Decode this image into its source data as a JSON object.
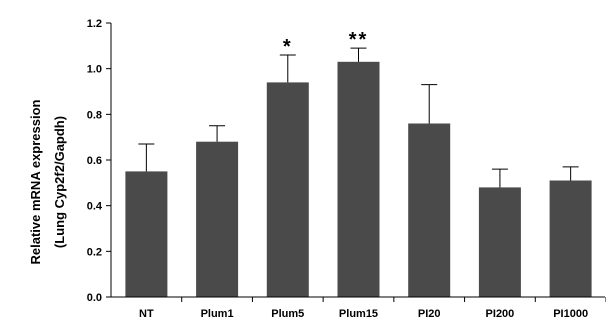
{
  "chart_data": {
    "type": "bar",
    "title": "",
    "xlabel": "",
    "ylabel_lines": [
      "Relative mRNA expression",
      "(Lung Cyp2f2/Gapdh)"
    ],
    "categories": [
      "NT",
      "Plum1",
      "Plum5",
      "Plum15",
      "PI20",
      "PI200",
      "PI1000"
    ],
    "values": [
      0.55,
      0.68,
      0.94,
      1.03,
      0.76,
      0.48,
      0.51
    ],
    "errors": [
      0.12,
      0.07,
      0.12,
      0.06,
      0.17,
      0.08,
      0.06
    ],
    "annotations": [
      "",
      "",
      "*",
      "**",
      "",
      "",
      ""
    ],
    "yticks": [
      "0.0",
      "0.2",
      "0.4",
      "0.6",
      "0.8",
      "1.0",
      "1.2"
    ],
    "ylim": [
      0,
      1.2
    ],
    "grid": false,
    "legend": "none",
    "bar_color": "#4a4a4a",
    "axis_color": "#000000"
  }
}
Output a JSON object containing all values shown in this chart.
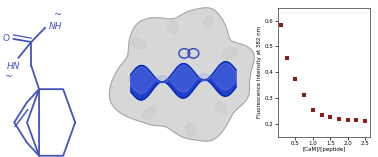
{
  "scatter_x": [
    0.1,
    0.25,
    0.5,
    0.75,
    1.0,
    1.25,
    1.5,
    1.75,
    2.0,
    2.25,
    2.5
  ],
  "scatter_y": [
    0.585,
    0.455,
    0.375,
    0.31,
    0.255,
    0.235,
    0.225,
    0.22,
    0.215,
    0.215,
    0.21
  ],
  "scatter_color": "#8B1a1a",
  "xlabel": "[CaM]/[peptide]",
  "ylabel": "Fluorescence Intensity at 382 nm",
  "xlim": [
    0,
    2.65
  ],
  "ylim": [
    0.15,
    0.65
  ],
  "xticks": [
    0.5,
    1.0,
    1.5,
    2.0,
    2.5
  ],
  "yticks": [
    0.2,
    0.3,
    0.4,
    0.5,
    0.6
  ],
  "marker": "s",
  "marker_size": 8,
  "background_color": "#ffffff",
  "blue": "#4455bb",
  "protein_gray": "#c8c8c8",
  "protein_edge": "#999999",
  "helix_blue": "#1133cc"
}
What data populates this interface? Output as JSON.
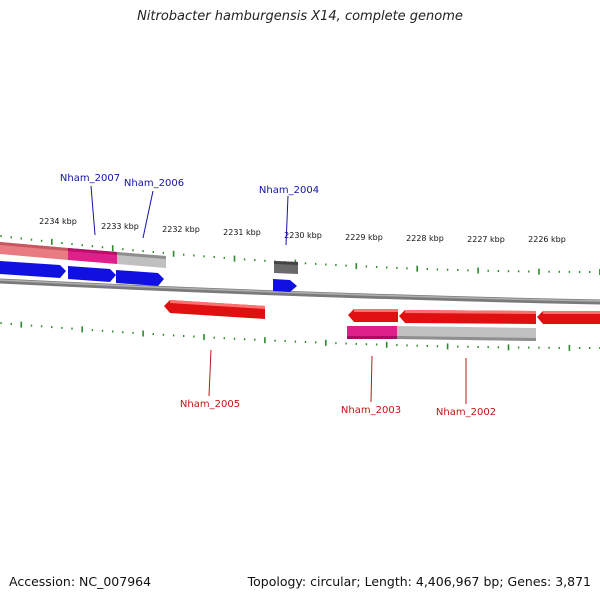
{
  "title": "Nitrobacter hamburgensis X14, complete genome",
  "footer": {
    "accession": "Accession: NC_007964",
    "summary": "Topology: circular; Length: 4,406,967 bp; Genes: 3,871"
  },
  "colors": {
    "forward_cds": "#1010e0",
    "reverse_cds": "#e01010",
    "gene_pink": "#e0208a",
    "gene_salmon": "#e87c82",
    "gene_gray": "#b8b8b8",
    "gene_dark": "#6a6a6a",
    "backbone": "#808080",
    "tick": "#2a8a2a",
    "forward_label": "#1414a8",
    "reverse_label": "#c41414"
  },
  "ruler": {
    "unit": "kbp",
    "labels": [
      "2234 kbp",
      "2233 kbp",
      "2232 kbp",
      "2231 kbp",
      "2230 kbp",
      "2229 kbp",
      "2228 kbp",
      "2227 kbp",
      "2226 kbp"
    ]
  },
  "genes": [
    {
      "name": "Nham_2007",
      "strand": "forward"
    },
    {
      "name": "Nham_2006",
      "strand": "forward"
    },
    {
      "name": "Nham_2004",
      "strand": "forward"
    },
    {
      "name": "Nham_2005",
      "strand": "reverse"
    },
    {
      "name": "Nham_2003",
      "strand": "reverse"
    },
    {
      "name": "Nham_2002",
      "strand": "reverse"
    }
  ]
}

┄┄┄┄┄┄┄┄┄┄

Assigned task —
Print each record as it appears above, dropping every picture from the copy.

Answer —
Decode this image into its source data as a JSON object.
{
  "chart_data": {
    "type": "bar",
    "title": "",
    "xlabel": "",
    "ylabel_lines": [
      "Relative mRNA expression",
      "(Lung Cyp2f2/Gapdh)"
    ],
    "categories": [
      "NT",
      "Plum1",
      "Plum5",
      "Plum15",
      "PI20",
      "PI200",
      "PI1000"
    ],
    "values": [
      0.55,
      0.68,
      0.94,
      1.03,
      0.76,
      0.48,
      0.51
    ],
    "errors": [
      0.12,
      0.07,
      0.12,
      0.06,
      0.17,
      0.08,
      0.06
    ],
    "annotations": [
      "",
      "",
      "*",
      "**",
      "",
      "",
      ""
    ],
    "yticks": [
      "0.0",
      "0.2",
      "0.4",
      "0.6",
      "0.8",
      "1.0",
      "1.2"
    ],
    "ylim": [
      0,
      1.2
    ],
    "grid": false,
    "legend": "none",
    "bar_color": "#4a4a4a",
    "axis_color": "#000000"
  }
}
Output a JSON object containing all values shown in this chart.
{
  "scatter_x": [
    0.1,
    0.25,
    0.5,
    0.75,
    1.0,
    1.25,
    1.5,
    1.75,
    2.0,
    2.25,
    2.5
  ],
  "scatter_y": [
    0.585,
    0.455,
    0.375,
    0.31,
    0.255,
    0.235,
    0.225,
    0.22,
    0.215,
    0.215,
    0.21
  ],
  "scatter_color": "#8B1a1a",
  "xlabel": "[CaM]/[peptide]",
  "ylabel": "Fluorescence Intensity at 382 nm",
  "xlim": [
    0,
    2.65
  ],
  "ylim": [
    0.15,
    0.65
  ],
  "xticks": [
    0.5,
    1.0,
    1.5,
    2.0,
    2.5
  ],
  "yticks": [
    0.2,
    0.3,
    0.4,
    0.5,
    0.6
  ],
  "marker": "s",
  "marker_size": 8,
  "background_color": "#ffffff",
  "blue": "#4455bb",
  "protein_gray": "#c8c8c8",
  "protein_edge": "#999999",
  "helix_blue": "#1133cc"
}
What data populates this interface? Output as JSON.
{
  "title": "Nitrobacter hamburgensis X14, complete genome",
  "footer": {
    "accession": "Accession: NC_007964",
    "summary": "Topology: circular; Length: 4,406,967 bp; Genes: 3,871"
  },
  "colors": {
    "forward_cds": "#1010e0",
    "reverse_cds": "#e01010",
    "gene_pink": "#e0208a",
    "gene_salmon": "#e87c82",
    "gene_gray": "#b8b8b8",
    "gene_dark": "#6a6a6a",
    "backbone": "#808080",
    "tick": "#2a8a2a",
    "forward_label": "#1414a8",
    "reverse_label": "#c41414"
  },
  "ruler": {
    "unit": "kbp",
    "labels": [
      "2234 kbp",
      "2233 kbp",
      "2232 kbp",
      "2231 kbp",
      "2230 kbp",
      "2229 kbp",
      "2228 kbp",
      "2227 kbp",
      "2226 kbp"
    ]
  },
  "genes": [
    {
      "name": "Nham_2007",
      "strand": "forward"
    },
    {
      "name": "Nham_2006",
      "strand": "forward"
    },
    {
      "name": "Nham_2004",
      "strand": "forward"
    },
    {
      "name": "Nham_2005",
      "strand": "reverse"
    },
    {
      "name": "Nham_2003",
      "strand": "reverse"
    },
    {
      "name": "Nham_2002",
      "strand": "reverse"
    }
  ]
}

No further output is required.